◆ **Record set**:
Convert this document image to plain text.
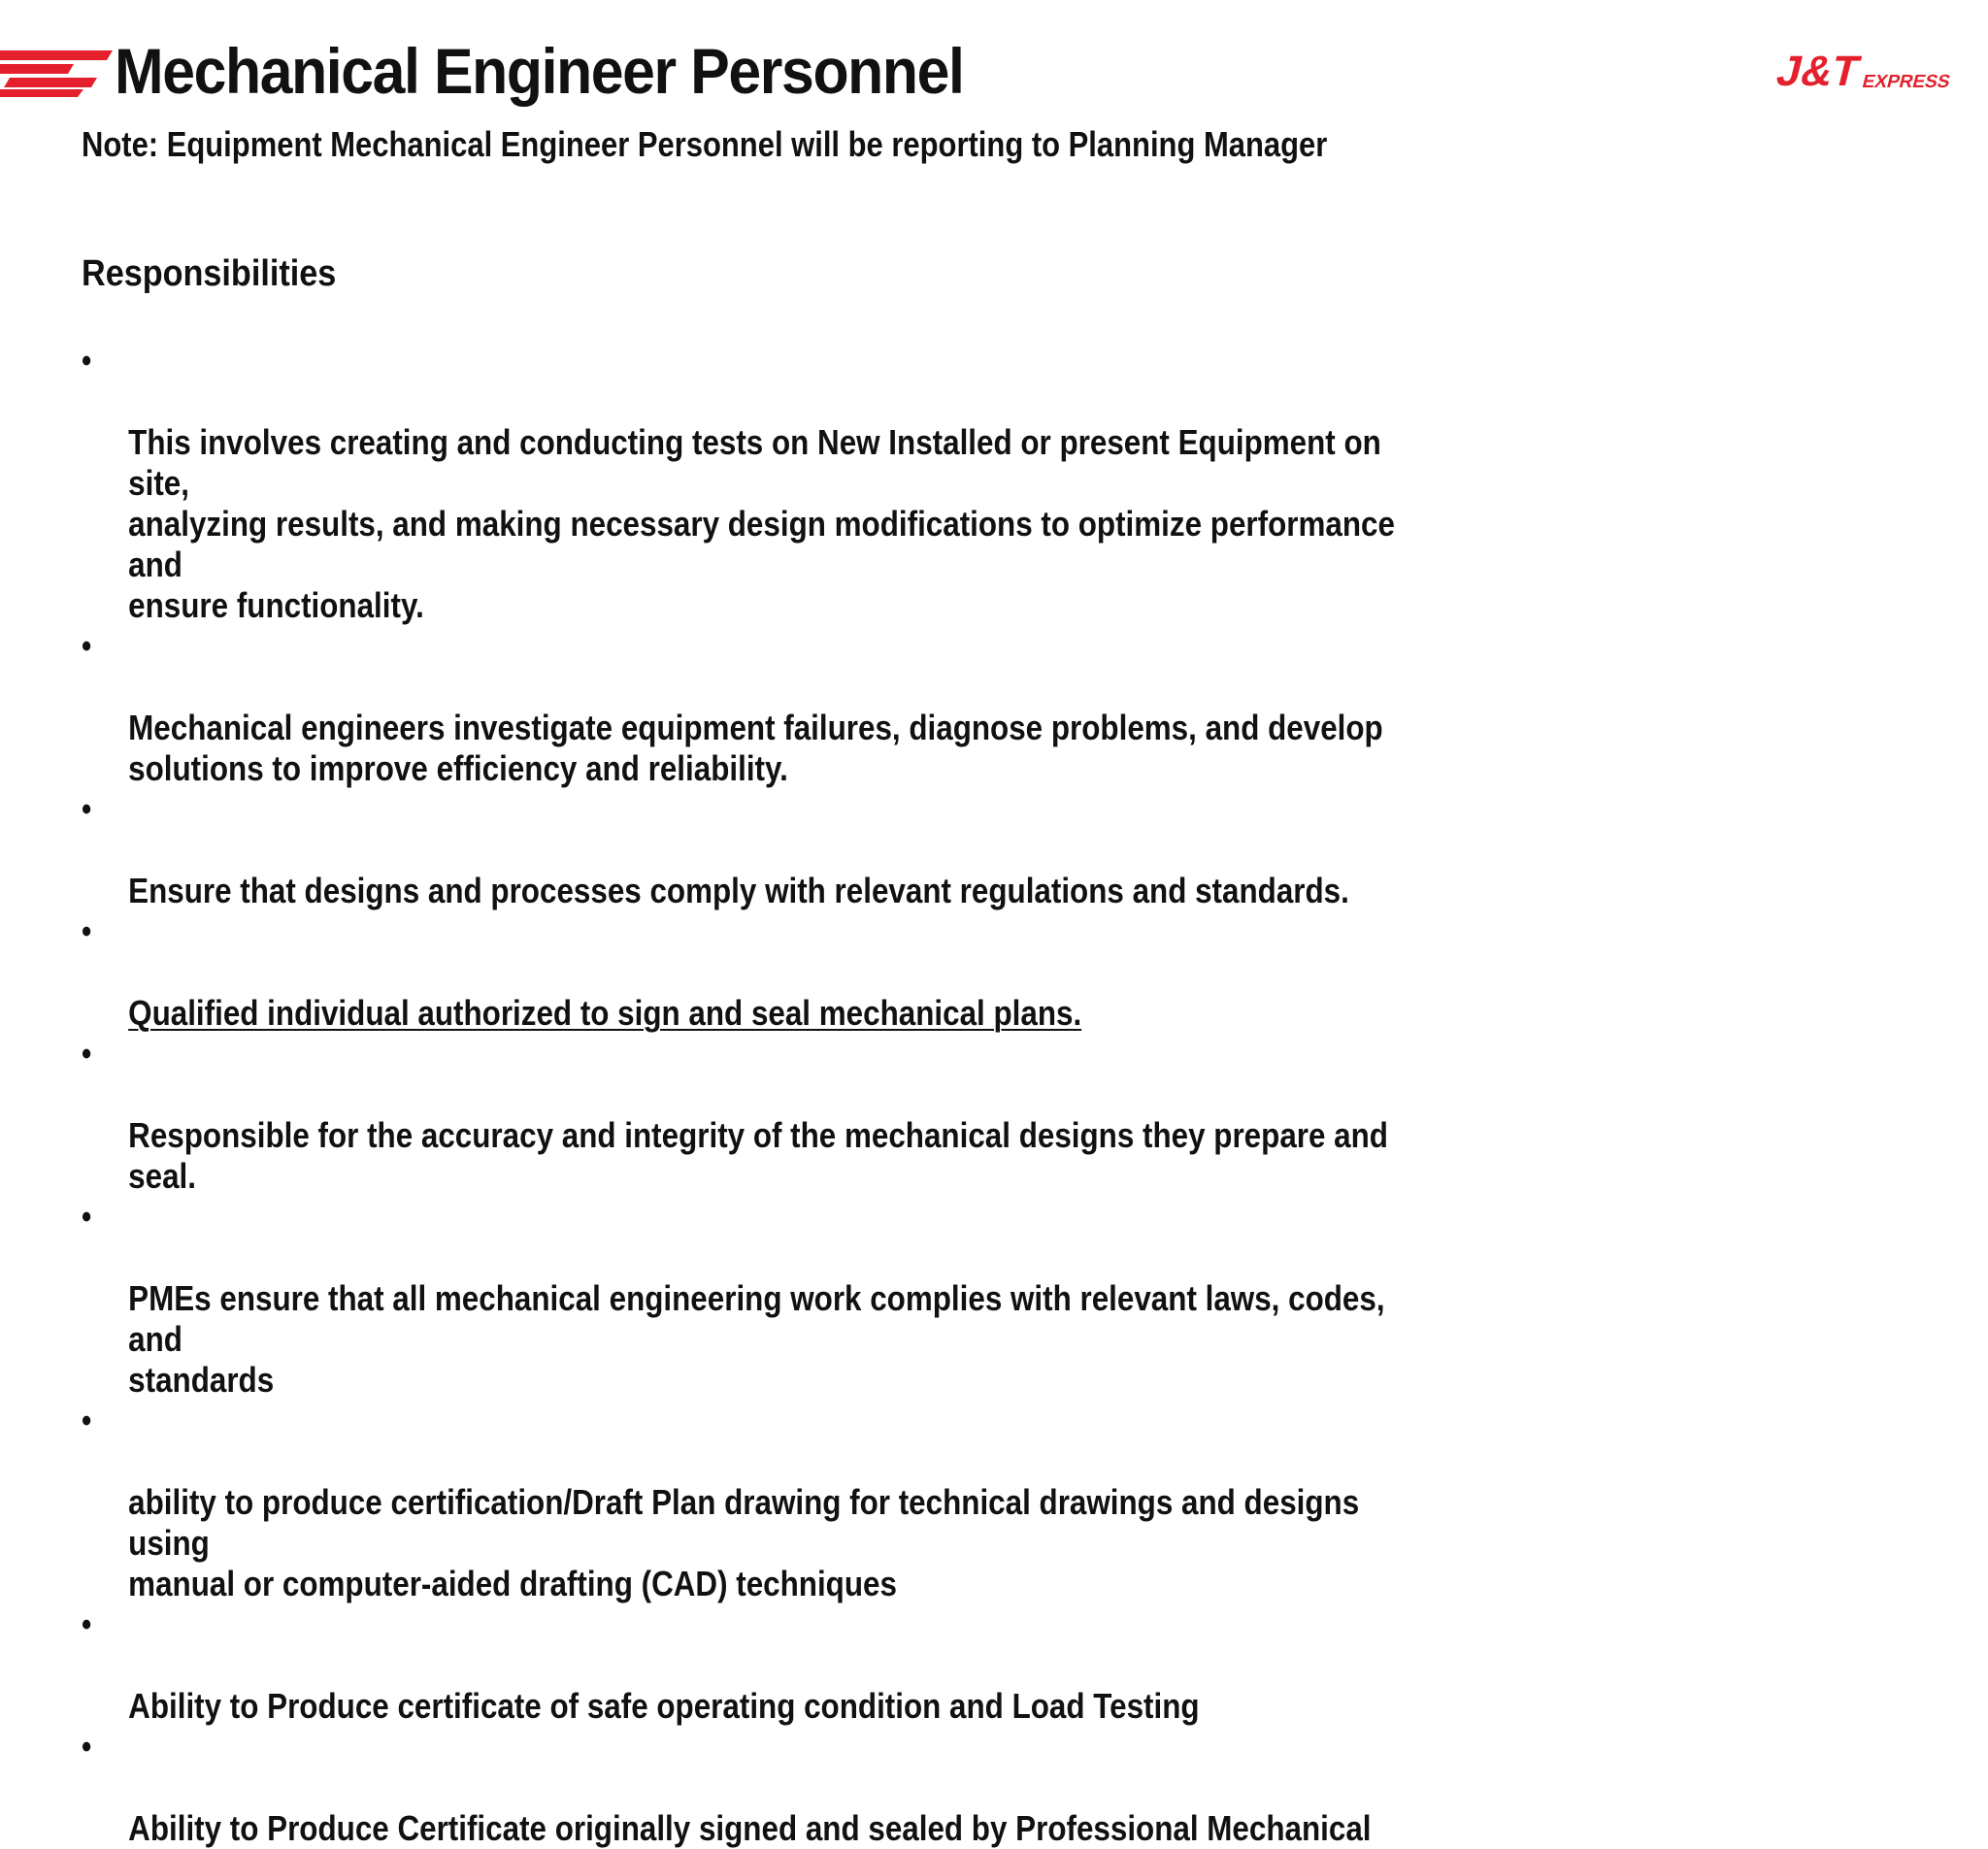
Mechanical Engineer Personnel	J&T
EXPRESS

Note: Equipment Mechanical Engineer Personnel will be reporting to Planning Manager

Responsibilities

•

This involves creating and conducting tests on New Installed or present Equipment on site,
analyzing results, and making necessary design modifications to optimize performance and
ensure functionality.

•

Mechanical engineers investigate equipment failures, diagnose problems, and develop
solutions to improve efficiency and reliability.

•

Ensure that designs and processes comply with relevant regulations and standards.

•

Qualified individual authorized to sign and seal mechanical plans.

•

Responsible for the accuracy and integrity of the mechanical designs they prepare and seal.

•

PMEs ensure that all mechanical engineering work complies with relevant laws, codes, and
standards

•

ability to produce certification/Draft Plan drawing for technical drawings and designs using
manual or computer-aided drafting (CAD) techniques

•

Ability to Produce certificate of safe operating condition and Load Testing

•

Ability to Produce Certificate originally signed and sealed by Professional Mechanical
==
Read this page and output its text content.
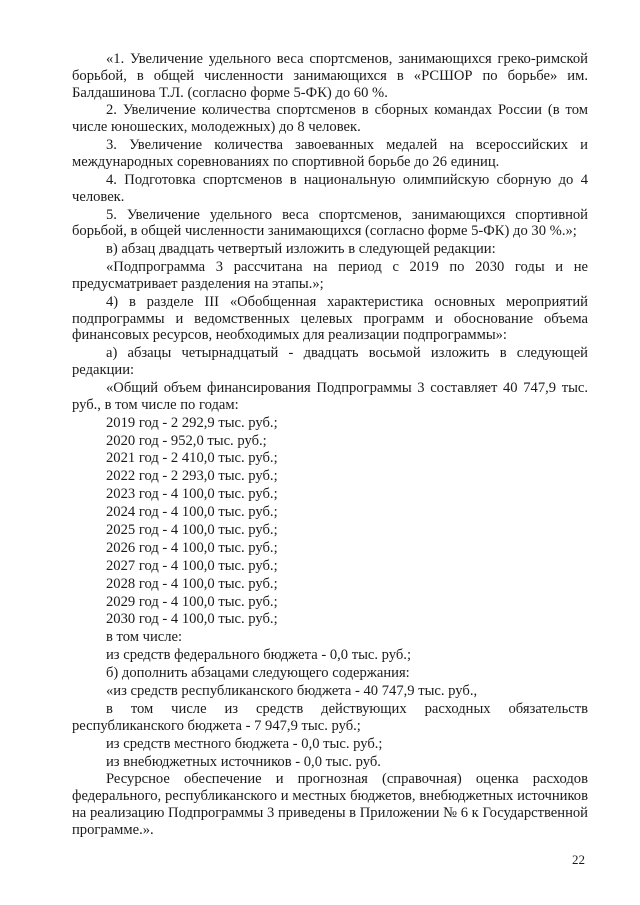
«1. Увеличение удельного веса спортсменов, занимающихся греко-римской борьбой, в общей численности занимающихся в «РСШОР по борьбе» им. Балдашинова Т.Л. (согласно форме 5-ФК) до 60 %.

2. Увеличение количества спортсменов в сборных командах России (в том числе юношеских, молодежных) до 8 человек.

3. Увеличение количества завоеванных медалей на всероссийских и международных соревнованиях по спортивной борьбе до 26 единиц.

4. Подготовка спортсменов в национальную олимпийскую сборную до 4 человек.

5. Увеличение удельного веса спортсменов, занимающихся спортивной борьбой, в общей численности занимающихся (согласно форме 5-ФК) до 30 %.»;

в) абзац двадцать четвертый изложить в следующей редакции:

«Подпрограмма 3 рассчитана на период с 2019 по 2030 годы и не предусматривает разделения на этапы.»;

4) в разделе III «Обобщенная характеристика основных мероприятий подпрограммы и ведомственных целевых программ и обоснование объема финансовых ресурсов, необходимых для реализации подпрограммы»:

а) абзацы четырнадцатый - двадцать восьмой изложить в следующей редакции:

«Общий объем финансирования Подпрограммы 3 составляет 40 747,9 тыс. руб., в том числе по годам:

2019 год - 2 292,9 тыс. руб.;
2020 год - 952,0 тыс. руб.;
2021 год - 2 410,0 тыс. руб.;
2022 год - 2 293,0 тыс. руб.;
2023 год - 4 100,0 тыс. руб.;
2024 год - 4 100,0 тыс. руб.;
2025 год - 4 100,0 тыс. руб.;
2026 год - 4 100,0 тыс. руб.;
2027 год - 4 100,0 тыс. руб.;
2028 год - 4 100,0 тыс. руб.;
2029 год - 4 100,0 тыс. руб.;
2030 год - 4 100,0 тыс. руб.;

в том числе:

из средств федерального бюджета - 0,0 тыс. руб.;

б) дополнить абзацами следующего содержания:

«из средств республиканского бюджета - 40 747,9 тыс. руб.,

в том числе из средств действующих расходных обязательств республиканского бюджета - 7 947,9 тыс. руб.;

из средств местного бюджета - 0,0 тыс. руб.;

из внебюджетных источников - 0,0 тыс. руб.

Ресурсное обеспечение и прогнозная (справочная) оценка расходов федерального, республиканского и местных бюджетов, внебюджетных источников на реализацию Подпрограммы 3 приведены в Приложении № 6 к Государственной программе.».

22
...
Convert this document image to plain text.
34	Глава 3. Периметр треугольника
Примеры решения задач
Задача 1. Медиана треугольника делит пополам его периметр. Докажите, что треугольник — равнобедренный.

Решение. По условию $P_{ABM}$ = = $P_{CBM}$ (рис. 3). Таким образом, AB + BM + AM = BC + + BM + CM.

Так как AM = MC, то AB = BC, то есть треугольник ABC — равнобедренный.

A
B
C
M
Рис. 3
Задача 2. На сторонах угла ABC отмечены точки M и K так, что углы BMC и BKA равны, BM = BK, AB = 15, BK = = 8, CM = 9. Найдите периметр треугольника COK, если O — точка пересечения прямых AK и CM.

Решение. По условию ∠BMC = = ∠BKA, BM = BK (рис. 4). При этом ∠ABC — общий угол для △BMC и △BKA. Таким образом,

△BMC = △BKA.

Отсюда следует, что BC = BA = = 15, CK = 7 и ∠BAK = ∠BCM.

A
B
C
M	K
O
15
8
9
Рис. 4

◆ **Work instructions**:
In the records above, locate every line with the string "условию" and copy it.

◆ **Answer**:
Решение. По условию $P_{ABM}$ = = $P_{CBM}$ (рис. 3). Таким образом, AB + BM + AM = BC + + BM + CM.
Решение. По условию ∠BMC = = ∠BKA, BM = BK (рис. 4). При этом ∠ABC — общий угол для △BMC и △BKA. Таким образом,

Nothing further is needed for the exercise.